◆ Task to carry out
Copy out every record below exactly as written, but leave out any pictures.
Start of The input
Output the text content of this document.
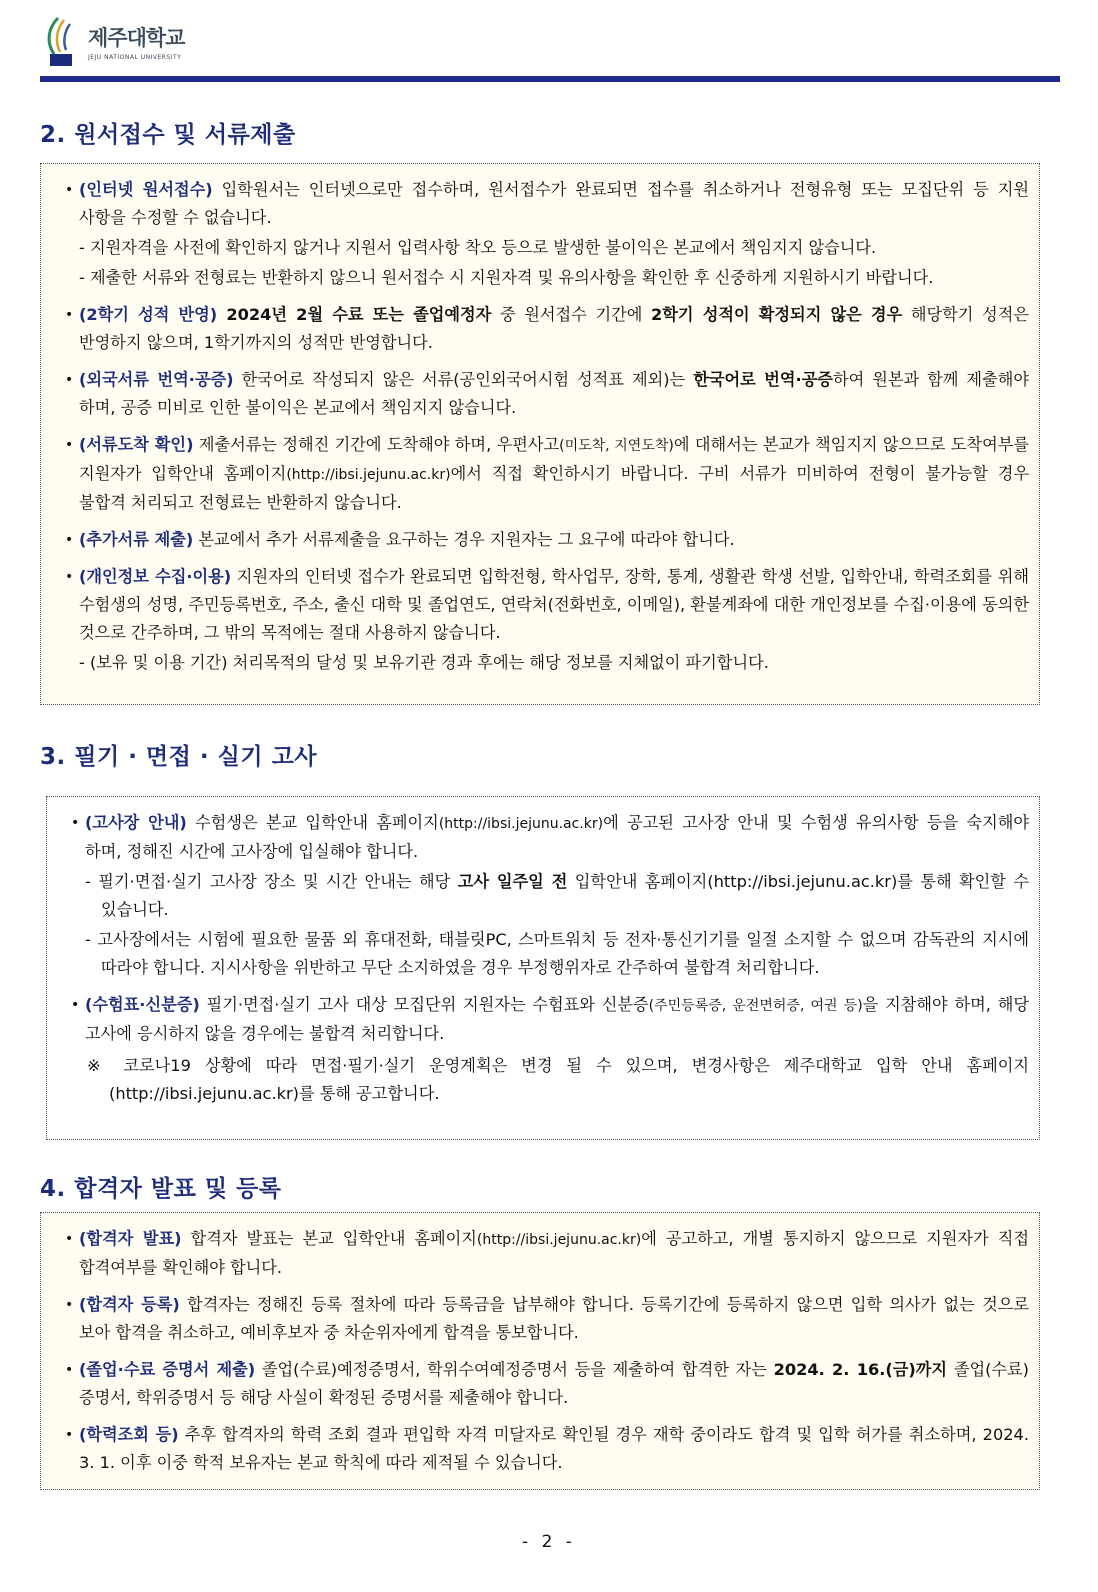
제주대학교
JEJU NATIONAL UNIVERSITY
2. 원서접수 및 서류제출
• (인터넷 원서접수) 입학원서는 인터넷으로만 접수하며, 원서접수가 완료되면 접수를 취소하거나 전형유형 또는 모집단위 등 지원 사항을 수정할 수 없습니다.
- 지원자격을 사전에 확인하지 않거나 지원서 입력사항 착오 등으로 발생한 불이익은 본교에서 책임지지 않습니다.
- 제출한 서류와 전형료는 반환하지 않으니 원서접수 시 지원자격 및 유의사항을 확인한 후 신중하게 지원하시기 바랍니다.
• (2학기 성적 반영) 2024년 2월 수료 또는 졸업예정자 중 원서접수 기간에 2학기 성적이 확정되지 않은 경우 해당학기 성적은 반영하지 않으며, 1학기까지의 성적만 반영합니다.
• (외국서류 번역·공증) 한국어로 작성되지 않은 서류(공인외국어시험 성적표 제외)는 한국어로 번역·공증하여 원본과 함께 제출해야 하며, 공증 미비로 인한 불이익은 본교에서 책임지지 않습니다.
• (서류도착 확인) 제출서류는 정해진 기간에 도착해야 하며, 우편사고(미도착, 지연도착)에 대해서는 본교가 책임지지 않으므로 도착여부를 지원자가 입학안내 홈페이지(http://ibsi.jejunu.ac.kr)에서 직접 확인하시기 바랍니다. 구비 서류가 미비하여 전형이 불가능할 경우 불합격 처리되고 전형료는 반환하지 않습니다.
• (추가서류 제출) 본교에서 추가 서류제출을 요구하는 경우 지원자는 그 요구에 따라야 합니다.
• (개인정보 수집·이용) 지원자의 인터넷 접수가 완료되면 입학전형, 학사업무, 장학, 통계, 생활관 학생 선발, 입학안내, 학력조회를 위해 수험생의 성명, 주민등록번호, 주소, 출신 대학 및 졸업연도, 연락처(전화번호, 이메일), 환불계좌에 대한 개인정보를 수집·이용에 동의한 것으로 간주하며, 그 밖의 목적에는 절대 사용하지 않습니다.
- (보유 및 이용 기간) 처리목적의 달성 및 보유기관 경과 후에는 해당 정보를 지체없이 파기합니다.
3. 필기 · 면접 · 실기 고사
• (고사장 안내) 수험생은 본교 입학안내 홈페이지(http://ibsi.jejunu.ac.kr)에 공고된 고사장 안내 및 수험생 유의사항 등을 숙지해야 하며, 정해진 시간에 고사장에 입실해야 합니다.
- 필기·면접·실기 고사장 장소 및 시간 안내는 해당 고사 일주일 전 입학안내 홈페이지(http://ibsi.jejunu.ac.kr)를 통해 확인할 수 있습니다.
- 고사장에서는 시험에 필요한 물품 외 휴대전화, 태블릿PC, 스마트워치 등 전자·통신기기를 일절 소지할 수 없으며 감독관의 지시에 따라야 합니다. 지시사항을 위반하고 무단 소지하였을 경우 부정행위자로 간주하여 불합격 처리합니다.
• (수험표·신분증) 필기·면접·실기 고사 대상 모집단위 지원자는 수험표와 신분증(주민등록증, 운전면허증, 여권 등)을 지참해야 하며, 해당 고사에 응시하지 않을 경우에는 불합격 처리합니다.
※ 코로나19 상황에 따라 면접·필기·실기 운영계획은 변경 될 수 있으며, 변경사항은 제주대학교 입학 안내 홈페이지(http://ibsi.jejunu.ac.kr)를 통해 공고합니다.
4. 합격자 발표 및 등록
• (합격자 발표) 합격자 발표는 본교 입학안내 홈페이지(http://ibsi.jejunu.ac.kr)에 공고하고, 개별 통지하지 않으므로 지원자가 직접 합격여부를 확인해야 합니다.
• (합격자 등록) 합격자는 정해진 등록 절차에 따라 등록금을 납부해야 합니다. 등록기간에 등록하지 않으면 입학 의사가 없는 것으로 보아 합격을 취소하고, 예비후보자 중 차순위자에게 합격을 통보합니다.
• (졸업·수료 증명서 제출) 졸업(수료)예정증명서, 학위수여예정증명서 등을 제출하여 합격한 자는 2024. 2. 16.(금)까지 졸업(수료)증명서, 학위증명서 등 해당 사실이 확정된 증명서를 제출해야 합니다.
• (학력조회 등) 추후 합격자의 학력 조회 결과 편입학 자격 미달자로 확인될 경우 재학 중이라도 합격 및 입학 허가를 취소하며, 2024. 3. 1. 이후 이중 학적 보유자는 본교 학칙에 따라 제적될 수 있습니다.
- 2 -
End of The input
◆ Result of this exercise
Output the text content of this document.
제주대학교
JEJU NATIONAL UNIVERSITY
2. 원서접수 및 서류제출
• (인터넷 원서접수) 입학원서는 인터넷으로만 접수하며, 원서접수가 완료되면 접수를 취소하거나 전형유형 또는 모집단위 등 지원 사항을 수정할 수 없습니다.
- 지원자격을 사전에 확인하지 않거나 지원서 입력사항 착오 등으로 발생한 불이익은 본교에서 책임지지 않습니다.
- 제출한 서류와 전형료는 반환하지 않으니 원서접수 시 지원자격 및 유의사항을 확인한 후 신중하게 지원하시기 바랍니다.
• (2학기 성적 반영) 2024년 2월 수료 또는 졸업예정자 중 원서접수 기간에 2학기 성적이 확정되지 않은 경우 해당학기 성적은 반영하지 않으며, 1학기까지의 성적만 반영합니다.
• (외국서류 번역·공증) 한국어로 작성되지 않은 서류(공인외국어시험 성적표 제외)는 한국어로 번역·공증하여 원본과 함께 제출해야 하며, 공증 미비로 인한 불이익은 본교에서 책임지지 않습니다.
• (서류도착 확인) 제출서류는 정해진 기간에 도착해야 하며, 우편사고(미도착, 지연도착)에 대해서는 본교가 책임지지 않으므로 도착여부를 지원자가 입학안내 홈페이지(http://ibsi.jejunu.ac.kr)에서 직접 확인하시기 바랍니다. 구비 서류가 미비하여 전형이 불가능할 경우 불합격 처리되고 전형료는 반환하지 않습니다.
• (추가서류 제출) 본교에서 추가 서류제출을 요구하는 경우 지원자는 그 요구에 따라야 합니다.
• (개인정보 수집·이용) 지원자의 인터넷 접수가 완료되면 입학전형, 학사업무, 장학, 통계, 생활관 학생 선발, 입학안내, 학력조회를 위해 수험생의 성명, 주민등록번호, 주소, 출신 대학 및 졸업연도, 연락처(전화번호, 이메일), 환불계좌에 대한 개인정보를 수집·이용에 동의한 것으로 간주하며, 그 밖의 목적에는 절대 사용하지 않습니다.
- (보유 및 이용 기간) 처리목적의 달성 및 보유기관 경과 후에는 해당 정보를 지체없이 파기합니다.
3. 필기 · 면접 · 실기 고사
• (고사장 안내) 수험생은 본교 입학안내 홈페이지(http://ibsi.jejunu.ac.kr)에 공고된 고사장 안내 및 수험생 유의사항 등을 숙지해야 하며, 정해진 시간에 고사장에 입실해야 합니다.
- 필기·면접·실기 고사장 장소 및 시간 안내는 해당 고사 일주일 전 입학안내 홈페이지(http://ibsi.jejunu.ac.kr)를 통해 확인할 수 있습니다.
- 고사장에서는 시험에 필요한 물품 외 휴대전화, 태블릿PC, 스마트워치 등 전자·통신기기를 일절 소지할 수 없으며 감독관의 지시에 따라야 합니다. 지시사항을 위반하고 무단 소지하였을 경우 부정행위자로 간주하여 불합격 처리합니다.
• (수험표·신분증) 필기·면접·실기 고사 대상 모집단위 지원자는 수험표와 신분증(주민등록증, 운전면허증, 여권 등)을 지참해야 하며, 해당 고사에 응시하지 않을 경우에는 불합격 처리합니다.
※ 코로나19 상황에 따라 면접·필기·실기 운영계획은 변경 될 수 있으며, 변경사항은 제주대학교 입학 안내 홈페이지(http://ibsi.jejunu.ac.kr)를 통해 공고합니다.
4. 합격자 발표 및 등록
• (합격자 발표) 합격자 발표는 본교 입학안내 홈페이지(http://ibsi.jejunu.ac.kr)에 공고하고, 개별 통지하지 않으므로 지원자가 직접 합격여부를 확인해야 합니다.
• (합격자 등록) 합격자는 정해진 등록 절차에 따라 등록금을 납부해야 합니다. 등록기간에 등록하지 않으면 입학 의사가 없는 것으로 보아 합격을 취소하고, 예비후보자 중 차순위자에게 합격을 통보합니다.
• (졸업·수료 증명서 제출) 졸업(수료)예정증명서, 학위수여예정증명서 등을 제출하여 합격한 자는 2024. 2. 16.(금)까지 졸업(수료)증명서, 학위증명서 등 해당 사실이 확정된 증명서를 제출해야 합니다.
• (학력조회 등) 추후 합격자의 학력 조회 결과 편입학 자격 미달자로 확인될 경우 재학 중이라도 합격 및 입학 허가를 취소하며, 2024. 3. 1. 이후 이중 학적 보유자는 본교 학칙에 따라 제적될 수 있습니다.
- 2 -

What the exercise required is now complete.